┌─ RECORDS FOR THIS TASK
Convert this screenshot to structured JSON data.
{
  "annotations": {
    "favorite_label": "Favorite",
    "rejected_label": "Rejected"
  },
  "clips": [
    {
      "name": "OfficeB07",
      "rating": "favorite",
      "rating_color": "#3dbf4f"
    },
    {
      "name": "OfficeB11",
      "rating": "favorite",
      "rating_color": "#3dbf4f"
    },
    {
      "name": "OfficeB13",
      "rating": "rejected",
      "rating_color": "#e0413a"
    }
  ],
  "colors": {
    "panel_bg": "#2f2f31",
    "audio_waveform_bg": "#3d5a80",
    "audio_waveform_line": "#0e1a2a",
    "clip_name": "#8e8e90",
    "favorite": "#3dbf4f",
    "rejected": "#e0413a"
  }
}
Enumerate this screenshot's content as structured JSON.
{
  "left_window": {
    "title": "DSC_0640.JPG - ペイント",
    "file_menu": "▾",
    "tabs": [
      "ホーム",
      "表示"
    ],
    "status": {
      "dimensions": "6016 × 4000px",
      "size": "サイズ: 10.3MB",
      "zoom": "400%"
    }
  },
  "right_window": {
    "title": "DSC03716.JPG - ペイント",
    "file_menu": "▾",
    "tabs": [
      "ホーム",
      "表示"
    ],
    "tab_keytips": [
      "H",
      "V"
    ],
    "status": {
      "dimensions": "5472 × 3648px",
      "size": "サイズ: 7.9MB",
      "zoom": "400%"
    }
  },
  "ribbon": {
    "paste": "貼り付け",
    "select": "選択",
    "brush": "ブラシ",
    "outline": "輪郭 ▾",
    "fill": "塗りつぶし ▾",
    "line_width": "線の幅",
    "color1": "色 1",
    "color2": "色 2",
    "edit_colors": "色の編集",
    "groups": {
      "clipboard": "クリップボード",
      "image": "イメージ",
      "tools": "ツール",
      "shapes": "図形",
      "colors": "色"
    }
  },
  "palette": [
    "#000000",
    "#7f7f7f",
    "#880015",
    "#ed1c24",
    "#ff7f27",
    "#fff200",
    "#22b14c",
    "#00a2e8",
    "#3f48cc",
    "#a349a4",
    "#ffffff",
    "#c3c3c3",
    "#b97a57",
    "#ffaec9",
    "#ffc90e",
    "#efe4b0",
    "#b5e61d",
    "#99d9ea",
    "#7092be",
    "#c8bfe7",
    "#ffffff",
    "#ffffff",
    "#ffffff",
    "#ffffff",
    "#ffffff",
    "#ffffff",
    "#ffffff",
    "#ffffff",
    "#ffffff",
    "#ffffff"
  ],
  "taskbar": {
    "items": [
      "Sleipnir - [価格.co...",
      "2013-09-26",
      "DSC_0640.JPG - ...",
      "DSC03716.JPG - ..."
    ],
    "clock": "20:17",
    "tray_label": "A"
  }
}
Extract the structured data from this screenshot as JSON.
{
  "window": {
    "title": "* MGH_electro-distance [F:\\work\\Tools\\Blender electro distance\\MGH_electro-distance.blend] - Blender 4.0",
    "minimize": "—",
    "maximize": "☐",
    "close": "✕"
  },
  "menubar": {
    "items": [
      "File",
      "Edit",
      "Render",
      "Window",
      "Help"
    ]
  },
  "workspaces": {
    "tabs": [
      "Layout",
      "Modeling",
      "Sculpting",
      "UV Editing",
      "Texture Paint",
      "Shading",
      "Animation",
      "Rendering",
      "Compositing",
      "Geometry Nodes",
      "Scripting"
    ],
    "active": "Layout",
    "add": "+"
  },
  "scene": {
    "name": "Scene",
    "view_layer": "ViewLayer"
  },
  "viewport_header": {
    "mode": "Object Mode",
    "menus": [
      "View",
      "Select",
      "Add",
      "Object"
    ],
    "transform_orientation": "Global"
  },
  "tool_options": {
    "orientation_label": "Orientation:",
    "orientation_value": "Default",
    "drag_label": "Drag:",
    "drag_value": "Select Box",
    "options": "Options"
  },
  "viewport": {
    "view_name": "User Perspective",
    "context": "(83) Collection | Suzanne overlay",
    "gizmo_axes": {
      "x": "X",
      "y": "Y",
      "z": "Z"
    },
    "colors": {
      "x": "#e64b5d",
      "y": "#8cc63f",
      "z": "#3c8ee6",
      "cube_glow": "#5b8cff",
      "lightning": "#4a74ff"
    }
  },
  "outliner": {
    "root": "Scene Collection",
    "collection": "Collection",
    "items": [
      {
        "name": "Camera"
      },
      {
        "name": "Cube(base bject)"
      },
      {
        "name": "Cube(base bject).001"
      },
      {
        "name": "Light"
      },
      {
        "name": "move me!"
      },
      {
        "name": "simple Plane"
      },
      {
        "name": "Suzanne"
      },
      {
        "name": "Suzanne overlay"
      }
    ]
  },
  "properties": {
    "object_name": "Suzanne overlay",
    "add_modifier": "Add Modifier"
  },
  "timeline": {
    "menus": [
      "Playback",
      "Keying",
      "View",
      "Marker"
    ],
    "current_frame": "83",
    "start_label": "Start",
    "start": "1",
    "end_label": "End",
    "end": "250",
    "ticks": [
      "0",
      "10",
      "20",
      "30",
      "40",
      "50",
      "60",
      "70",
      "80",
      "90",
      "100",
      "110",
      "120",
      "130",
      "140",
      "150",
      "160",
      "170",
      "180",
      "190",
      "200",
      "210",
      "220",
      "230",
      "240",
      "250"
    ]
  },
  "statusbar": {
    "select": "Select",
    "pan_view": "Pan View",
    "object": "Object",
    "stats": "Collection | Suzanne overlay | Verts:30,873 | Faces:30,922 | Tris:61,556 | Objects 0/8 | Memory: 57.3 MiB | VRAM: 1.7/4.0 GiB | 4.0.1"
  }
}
└─
> _REQUIREMENTS_
Repeat the records above exactly as they appear.

> _REPLY TO THE TASK_
Convert this screenshot to structured JSON data.
{
  "annotations": {
    "favorite_label": "Favorite",
    "rejected_label": "Rejected"
  },
  "clips": [
    {
      "name": "OfficeB07",
      "rating": "favorite",
      "rating_color": "#3dbf4f"
    },
    {
      "name": "OfficeB11",
      "rating": "favorite",
      "rating_color": "#3dbf4f"
    },
    {
      "name": "OfficeB13",
      "rating": "rejected",
      "rating_color": "#e0413a"
    }
  ],
  "colors": {
    "panel_bg": "#2f2f31",
    "audio_waveform_bg": "#3d5a80",
    "audio_waveform_line": "#0e1a2a",
    "clip_name": "#8e8e90",
    "favorite": "#3dbf4f",
    "rejected": "#e0413a"
  }
}
Enumerate this screenshot's content as structured JSON.
{
  "left_window": {
    "title": "DSC_0640.JPG - ペイント",
    "file_menu": "▾",
    "tabs": [
      "ホーム",
      "表示"
    ],
    "status": {
      "dimensions": "6016 × 4000px",
      "size": "サイズ: 10.3MB",
      "zoom": "400%"
    }
  },
  "right_window": {
    "title": "DSC03716.JPG - ペイント",
    "file_menu": "▾",
    "tabs": [
      "ホーム",
      "表示"
    ],
    "tab_keytips": [
      "H",
      "V"
    ],
    "status": {
      "dimensions": "5472 × 3648px",
      "size": "サイズ: 7.9MB",
      "zoom": "400%"
    }
  },
  "ribbon": {
    "paste": "貼り付け",
    "select": "選択",
    "brush": "ブラシ",
    "outline": "輪郭 ▾",
    "fill": "塗りつぶし ▾",
    "line_width": "線の幅",
    "color1": "色 1",
    "color2": "色 2",
    "edit_colors": "色の編集",
    "groups": {
      "clipboard": "クリップボード",
      "image": "イメージ",
      "tools": "ツール",
      "shapes": "図形",
      "colors": "色"
    }
  },
  "palette": [
    "#000000",
    "#7f7f7f",
    "#880015",
    "#ed1c24",
    "#ff7f27",
    "#fff200",
    "#22b14c",
    "#00a2e8",
    "#3f48cc",
    "#a349a4",
    "#ffffff",
    "#c3c3c3",
    "#b97a57",
    "#ffaec9",
    "#ffc90e",
    "#efe4b0",
    "#b5e61d",
    "#99d9ea",
    "#7092be",
    "#c8bfe7",
    "#ffffff",
    "#ffffff",
    "#ffffff",
    "#ffffff",
    "#ffffff",
    "#ffffff",
    "#ffffff",
    "#ffffff",
    "#ffffff",
    "#ffffff"
  ],
  "taskbar": {
    "items": [
      "Sleipnir - [価格.co...",
      "2013-09-26",
      "DSC_0640.JPG - ...",
      "DSC03716.JPG - ..."
    ],
    "clock": "20:17",
    "tray_label": "A"
  }
}
Extract the structured data from this screenshot as JSON.
{
  "window": {
    "title": "* MGH_electro-distance [F:\\work\\Tools\\Blender electro distance\\MGH_electro-distance.blend] - Blender 4.0",
    "minimize": "—",
    "maximize": "☐",
    "close": "✕"
  },
  "menubar": {
    "items": [
      "File",
      "Edit",
      "Render",
      "Window",
      "Help"
    ]
  },
  "workspaces": {
    "tabs": [
      "Layout",
      "Modeling",
      "Sculpting",
      "UV Editing",
      "Texture Paint",
      "Shading",
      "Animation",
      "Rendering",
      "Compositing",
      "Geometry Nodes",
      "Scripting"
    ],
    "active": "Layout",
    "add": "+"
  },
  "scene": {
    "name": "Scene",
    "view_layer": "ViewLayer"
  },
  "viewport_header": {
    "mode": "Object Mode",
    "menus": [
      "View",
      "Select",
      "Add",
      "Object"
    ],
    "transform_orientation": "Global"
  },
  "tool_options": {
    "orientation_label": "Orientation:",
    "orientation_value": "Default",
    "drag_label": "Drag:",
    "drag_value": "Select Box",
    "options": "Options"
  },
  "viewport": {
    "view_name": "User Perspective",
    "context": "(83) Collection | Suzanne overlay",
    "gizmo_axes": {
      "x": "X",
      "y": "Y",
      "z": "Z"
    },
    "colors": {
      "x": "#e64b5d",
      "y": "#8cc63f",
      "z": "#3c8ee6",
      "cube_glow": "#5b8cff",
      "lightning": "#4a74ff"
    }
  },
  "outliner": {
    "root": "Scene Collection",
    "collection": "Collection",
    "items": [
      {
        "name": "Camera"
      },
      {
        "name": "Cube(base bject)"
      },
      {
        "name": "Cube(base bject).001"
      },
      {
        "name": "Light"
      },
      {
        "name": "move me!"
      },
      {
        "name": "simple Plane"
      },
      {
        "name": "Suzanne"
      },
      {
        "name": "Suzanne overlay"
      }
    ]
  },
  "properties": {
    "object_name": "Suzanne overlay",
    "add_modifier": "Add Modifier"
  },
  "timeline": {
    "menus": [
      "Playback",
      "Keying",
      "View",
      "Marker"
    ],
    "current_frame": "83",
    "start_label": "Start",
    "start": "1",
    "end_label": "End",
    "end": "250",
    "ticks": [
      "0",
      "10",
      "20",
      "30",
      "40",
      "50",
      "60",
      "70",
      "80",
      "90",
      "100",
      "110",
      "120",
      "130",
      "140",
      "150",
      "160",
      "170",
      "180",
      "190",
      "200",
      "210",
      "220",
      "230",
      "240",
      "250"
    ]
  },
  "statusbar": {
    "select": "Select",
    "pan_view": "Pan View",
    "object": "Object",
    "stats": "Collection | Suzanne overlay | Verts:30,873 | Faces:30,922 | Tris:61,556 | Objects 0/8 | Memory: 57.3 MiB | VRAM: 1.7/4.0 GiB | 4.0.1"
  }
}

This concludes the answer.